** START ENTRIES SHOWN **

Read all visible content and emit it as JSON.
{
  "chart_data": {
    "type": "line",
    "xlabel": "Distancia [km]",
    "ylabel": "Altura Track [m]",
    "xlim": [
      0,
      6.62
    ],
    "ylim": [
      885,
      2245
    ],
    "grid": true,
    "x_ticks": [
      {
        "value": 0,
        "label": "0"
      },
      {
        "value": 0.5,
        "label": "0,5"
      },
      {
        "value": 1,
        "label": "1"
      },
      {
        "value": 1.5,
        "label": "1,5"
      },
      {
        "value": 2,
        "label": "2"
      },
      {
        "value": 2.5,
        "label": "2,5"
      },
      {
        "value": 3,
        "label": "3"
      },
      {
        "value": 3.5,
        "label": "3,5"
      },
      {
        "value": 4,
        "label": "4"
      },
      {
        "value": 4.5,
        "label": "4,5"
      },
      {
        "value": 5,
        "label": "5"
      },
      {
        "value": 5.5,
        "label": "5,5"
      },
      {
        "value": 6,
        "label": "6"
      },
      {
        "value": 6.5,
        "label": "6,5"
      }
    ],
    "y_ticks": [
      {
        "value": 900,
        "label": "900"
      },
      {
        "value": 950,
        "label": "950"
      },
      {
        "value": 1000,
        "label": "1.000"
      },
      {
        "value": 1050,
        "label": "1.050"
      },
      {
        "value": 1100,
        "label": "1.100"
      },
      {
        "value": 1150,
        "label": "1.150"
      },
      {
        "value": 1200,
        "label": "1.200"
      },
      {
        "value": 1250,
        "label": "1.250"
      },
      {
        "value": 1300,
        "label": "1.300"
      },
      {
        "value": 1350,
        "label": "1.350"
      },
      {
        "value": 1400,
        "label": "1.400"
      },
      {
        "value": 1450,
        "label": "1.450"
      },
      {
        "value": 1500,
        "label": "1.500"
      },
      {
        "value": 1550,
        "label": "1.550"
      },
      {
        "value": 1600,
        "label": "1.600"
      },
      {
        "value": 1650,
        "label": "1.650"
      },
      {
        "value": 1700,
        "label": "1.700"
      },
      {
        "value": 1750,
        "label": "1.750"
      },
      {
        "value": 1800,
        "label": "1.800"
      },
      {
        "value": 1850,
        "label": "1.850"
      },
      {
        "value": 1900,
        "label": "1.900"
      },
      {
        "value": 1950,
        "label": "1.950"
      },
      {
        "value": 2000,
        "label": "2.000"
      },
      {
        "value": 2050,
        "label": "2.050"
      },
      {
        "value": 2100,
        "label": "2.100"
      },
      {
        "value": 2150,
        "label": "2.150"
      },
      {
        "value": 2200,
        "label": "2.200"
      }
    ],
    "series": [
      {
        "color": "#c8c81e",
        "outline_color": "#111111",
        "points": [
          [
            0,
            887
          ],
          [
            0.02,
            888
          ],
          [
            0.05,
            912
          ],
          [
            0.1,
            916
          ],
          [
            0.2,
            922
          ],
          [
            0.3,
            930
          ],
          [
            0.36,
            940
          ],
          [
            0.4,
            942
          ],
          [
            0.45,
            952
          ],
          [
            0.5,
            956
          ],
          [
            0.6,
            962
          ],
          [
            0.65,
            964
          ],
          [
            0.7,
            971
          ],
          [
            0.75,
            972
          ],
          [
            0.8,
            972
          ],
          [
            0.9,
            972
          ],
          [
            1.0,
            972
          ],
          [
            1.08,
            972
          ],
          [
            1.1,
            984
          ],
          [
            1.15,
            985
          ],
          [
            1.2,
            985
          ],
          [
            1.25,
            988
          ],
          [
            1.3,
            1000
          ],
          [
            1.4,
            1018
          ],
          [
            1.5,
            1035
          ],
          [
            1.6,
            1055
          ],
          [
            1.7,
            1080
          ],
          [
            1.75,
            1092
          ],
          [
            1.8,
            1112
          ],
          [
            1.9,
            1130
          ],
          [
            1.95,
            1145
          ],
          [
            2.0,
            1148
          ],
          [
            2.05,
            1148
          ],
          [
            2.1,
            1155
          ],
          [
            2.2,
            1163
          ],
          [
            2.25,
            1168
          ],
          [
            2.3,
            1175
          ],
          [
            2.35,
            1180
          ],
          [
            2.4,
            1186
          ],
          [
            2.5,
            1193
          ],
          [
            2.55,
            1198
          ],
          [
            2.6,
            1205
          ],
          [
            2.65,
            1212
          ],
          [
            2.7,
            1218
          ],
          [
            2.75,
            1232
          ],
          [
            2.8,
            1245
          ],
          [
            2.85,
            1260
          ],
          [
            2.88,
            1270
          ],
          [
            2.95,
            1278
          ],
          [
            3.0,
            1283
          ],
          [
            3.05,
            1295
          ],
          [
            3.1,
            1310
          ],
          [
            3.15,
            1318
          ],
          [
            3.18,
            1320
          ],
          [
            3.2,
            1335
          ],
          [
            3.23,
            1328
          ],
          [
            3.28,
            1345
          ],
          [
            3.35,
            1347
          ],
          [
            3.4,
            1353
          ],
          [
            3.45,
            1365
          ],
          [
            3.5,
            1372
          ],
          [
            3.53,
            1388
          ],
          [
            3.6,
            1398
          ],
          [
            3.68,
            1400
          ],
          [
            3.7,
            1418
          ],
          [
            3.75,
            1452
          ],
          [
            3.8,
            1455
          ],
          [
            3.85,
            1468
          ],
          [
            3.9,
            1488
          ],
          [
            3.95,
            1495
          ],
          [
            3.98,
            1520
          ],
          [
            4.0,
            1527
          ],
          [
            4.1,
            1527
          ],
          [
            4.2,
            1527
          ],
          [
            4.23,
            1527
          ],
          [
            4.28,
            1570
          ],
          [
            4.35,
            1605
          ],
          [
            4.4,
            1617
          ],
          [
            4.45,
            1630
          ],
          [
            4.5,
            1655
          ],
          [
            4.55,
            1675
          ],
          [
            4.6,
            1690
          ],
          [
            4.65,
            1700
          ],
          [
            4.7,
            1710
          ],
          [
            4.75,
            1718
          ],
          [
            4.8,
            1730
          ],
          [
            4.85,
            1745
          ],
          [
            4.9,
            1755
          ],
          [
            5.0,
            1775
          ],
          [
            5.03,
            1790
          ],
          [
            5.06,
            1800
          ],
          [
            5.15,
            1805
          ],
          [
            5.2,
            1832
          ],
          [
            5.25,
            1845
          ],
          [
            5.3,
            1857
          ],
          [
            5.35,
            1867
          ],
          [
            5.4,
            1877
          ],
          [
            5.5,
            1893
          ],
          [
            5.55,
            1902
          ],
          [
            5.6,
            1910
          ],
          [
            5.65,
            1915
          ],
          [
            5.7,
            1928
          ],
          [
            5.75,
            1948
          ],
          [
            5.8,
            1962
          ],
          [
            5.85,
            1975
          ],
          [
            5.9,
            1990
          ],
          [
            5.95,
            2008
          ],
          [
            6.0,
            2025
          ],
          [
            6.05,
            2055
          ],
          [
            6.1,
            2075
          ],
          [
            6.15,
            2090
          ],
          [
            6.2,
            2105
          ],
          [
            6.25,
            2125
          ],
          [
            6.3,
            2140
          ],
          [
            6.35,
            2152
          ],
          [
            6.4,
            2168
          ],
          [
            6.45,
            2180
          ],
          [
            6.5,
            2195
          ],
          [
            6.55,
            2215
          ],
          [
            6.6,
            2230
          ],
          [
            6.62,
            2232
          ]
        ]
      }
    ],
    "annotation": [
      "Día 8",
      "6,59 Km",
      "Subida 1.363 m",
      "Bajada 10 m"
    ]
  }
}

** END ENTRIES SHOWN **

**GIVEN TASK:** Print every record above exactly as written.

**RESPONSE TO THE EXERCISE:**
Read all visible content and emit it as JSON.
{
  "chart_data": {
    "type": "line",
    "xlabel": "Distancia [km]",
    "ylabel": "Altura Track [m]",
    "xlim": [
      0,
      6.62
    ],
    "ylim": [
      885,
      2245
    ],
    "grid": true,
    "x_ticks": [
      {
        "value": 0,
        "label": "0"
      },
      {
        "value": 0.5,
        "label": "0,5"
      },
      {
        "value": 1,
        "label": "1"
      },
      {
        "value": 1.5,
        "label": "1,5"
      },
      {
        "value": 2,
        "label": "2"
      },
      {
        "value": 2.5,
        "label": "2,5"
      },
      {
        "value": 3,
        "label": "3"
      },
      {
        "value": 3.5,
        "label": "3,5"
      },
      {
        "value": 4,
        "label": "4"
      },
      {
        "value": 4.5,
        "label": "4,5"
      },
      {
        "value": 5,
        "label": "5"
      },
      {
        "value": 5.5,
        "label": "5,5"
      },
      {
        "value": 6,
        "label": "6"
      },
      {
        "value": 6.5,
        "label": "6,5"
      }
    ],
    "y_ticks": [
      {
        "value": 900,
        "label": "900"
      },
      {
        "value": 950,
        "label": "950"
      },
      {
        "value": 1000,
        "label": "1.000"
      },
      {
        "value": 1050,
        "label": "1.050"
      },
      {
        "value": 1100,
        "label": "1.100"
      },
      {
        "value": 1150,
        "label": "1.150"
      },
      {
        "value": 1200,
        "label": "1.200"
      },
      {
        "value": 1250,
        "label": "1.250"
      },
      {
        "value": 1300,
        "label": "1.300"
      },
      {
        "value": 1350,
        "label": "1.350"
      },
      {
        "value": 1400,
        "label": "1.400"
      },
      {
        "value": 1450,
        "label": "1.450"
      },
      {
        "value": 1500,
        "label": "1.500"
      },
      {
        "value": 1550,
        "label": "1.550"
      },
      {
        "value": 1600,
        "label": "1.600"
      },
      {
        "value": 1650,
        "label": "1.650"
      },
      {
        "value": 1700,
        "label": "1.700"
      },
      {
        "value": 1750,
        "label": "1.750"
      },
      {
        "value": 1800,
        "label": "1.800"
      },
      {
        "value": 1850,
        "label": "1.850"
      },
      {
        "value": 1900,
        "label": "1.900"
      },
      {
        "value": 1950,
        "label": "1.950"
      },
      {
        "value": 2000,
        "label": "2.000"
      },
      {
        "value": 2050,
        "label": "2.050"
      },
      {
        "value": 2100,
        "label": "2.100"
      },
      {
        "value": 2150,
        "label": "2.150"
      },
      {
        "value": 2200,
        "label": "2.200"
      }
    ],
    "series": [
      {
        "color": "#c8c81e",
        "outline_color": "#111111",
        "points": [
          [
            0,
            887
          ],
          [
            0.02,
            888
          ],
          [
            0.05,
            912
          ],
          [
            0.1,
            916
          ],
          [
            0.2,
            922
          ],
          [
            0.3,
            930
          ],
          [
            0.36,
            940
          ],
          [
            0.4,
            942
          ],
          [
            0.45,
            952
          ],
          [
            0.5,
            956
          ],
          [
            0.6,
            962
          ],
          [
            0.65,
            964
          ],
          [
            0.7,
            971
          ],
          [
            0.75,
            972
          ],
          [
            0.8,
            972
          ],
          [
            0.9,
            972
          ],
          [
            1.0,
            972
          ],
          [
            1.08,
            972
          ],
          [
            1.1,
            984
          ],
          [
            1.15,
            985
          ],
          [
            1.2,
            985
          ],
          [
            1.25,
            988
          ],
          [
            1.3,
            1000
          ],
          [
            1.4,
            1018
          ],
          [
            1.5,
            1035
          ],
          [
            1.6,
            1055
          ],
          [
            1.7,
            1080
          ],
          [
            1.75,
            1092
          ],
          [
            1.8,
            1112
          ],
          [
            1.9,
            1130
          ],
          [
            1.95,
            1145
          ],
          [
            2.0,
            1148
          ],
          [
            2.05,
            1148
          ],
          [
            2.1,
            1155
          ],
          [
            2.2,
            1163
          ],
          [
            2.25,
            1168
          ],
          [
            2.3,
            1175
          ],
          [
            2.35,
            1180
          ],
          [
            2.4,
            1186
          ],
          [
            2.5,
            1193
          ],
          [
            2.55,
            1198
          ],
          [
            2.6,
            1205
          ],
          [
            2.65,
            1212
          ],
          [
            2.7,
            1218
          ],
          [
            2.75,
            1232
          ],
          [
            2.8,
            1245
          ],
          [
            2.85,
            1260
          ],
          [
            2.88,
            1270
          ],
          [
            2.95,
            1278
          ],
          [
            3.0,
            1283
          ],
          [
            3.05,
            1295
          ],
          [
            3.1,
            1310
          ],
          [
            3.15,
            1318
          ],
          [
            3.18,
            1320
          ],
          [
            3.2,
            1335
          ],
          [
            3.23,
            1328
          ],
          [
            3.28,
            1345
          ],
          [
            3.35,
            1347
          ],
          [
            3.4,
            1353
          ],
          [
            3.45,
            1365
          ],
          [
            3.5,
            1372
          ],
          [
            3.53,
            1388
          ],
          [
            3.6,
            1398
          ],
          [
            3.68,
            1400
          ],
          [
            3.7,
            1418
          ],
          [
            3.75,
            1452
          ],
          [
            3.8,
            1455
          ],
          [
            3.85,
            1468
          ],
          [
            3.9,
            1488
          ],
          [
            3.95,
            1495
          ],
          [
            3.98,
            1520
          ],
          [
            4.0,
            1527
          ],
          [
            4.1,
            1527
          ],
          [
            4.2,
            1527
          ],
          [
            4.23,
            1527
          ],
          [
            4.28,
            1570
          ],
          [
            4.35,
            1605
          ],
          [
            4.4,
            1617
          ],
          [
            4.45,
            1630
          ],
          [
            4.5,
            1655
          ],
          [
            4.55,
            1675
          ],
          [
            4.6,
            1690
          ],
          [
            4.65,
            1700
          ],
          [
            4.7,
            1710
          ],
          [
            4.75,
            1718
          ],
          [
            4.8,
            1730
          ],
          [
            4.85,
            1745
          ],
          [
            4.9,
            1755
          ],
          [
            5.0,
            1775
          ],
          [
            5.03,
            1790
          ],
          [
            5.06,
            1800
          ],
          [
            5.15,
            1805
          ],
          [
            5.2,
            1832
          ],
          [
            5.25,
            1845
          ],
          [
            5.3,
            1857
          ],
          [
            5.35,
            1867
          ],
          [
            5.4,
            1877
          ],
          [
            5.5,
            1893
          ],
          [
            5.55,
            1902
          ],
          [
            5.6,
            1910
          ],
          [
            5.65,
            1915
          ],
          [
            5.7,
            1928
          ],
          [
            5.75,
            1948
          ],
          [
            5.8,
            1962
          ],
          [
            5.85,
            1975
          ],
          [
            5.9,
            1990
          ],
          [
            5.95,
            2008
          ],
          [
            6.0,
            2025
          ],
          [
            6.05,
            2055
          ],
          [
            6.1,
            2075
          ],
          [
            6.15,
            2090
          ],
          [
            6.2,
            2105
          ],
          [
            6.25,
            2125
          ],
          [
            6.3,
            2140
          ],
          [
            6.35,
            2152
          ],
          [
            6.4,
            2168
          ],
          [
            6.45,
            2180
          ],
          [
            6.5,
            2195
          ],
          [
            6.55,
            2215
          ],
          [
            6.6,
            2230
          ],
          [
            6.62,
            2232
          ]
        ]
      }
    ],
    "annotation": [
      "Día 8",
      "6,59 Km",
      "Subida 1.363 m",
      "Bajada 10 m"
    ]
  }
}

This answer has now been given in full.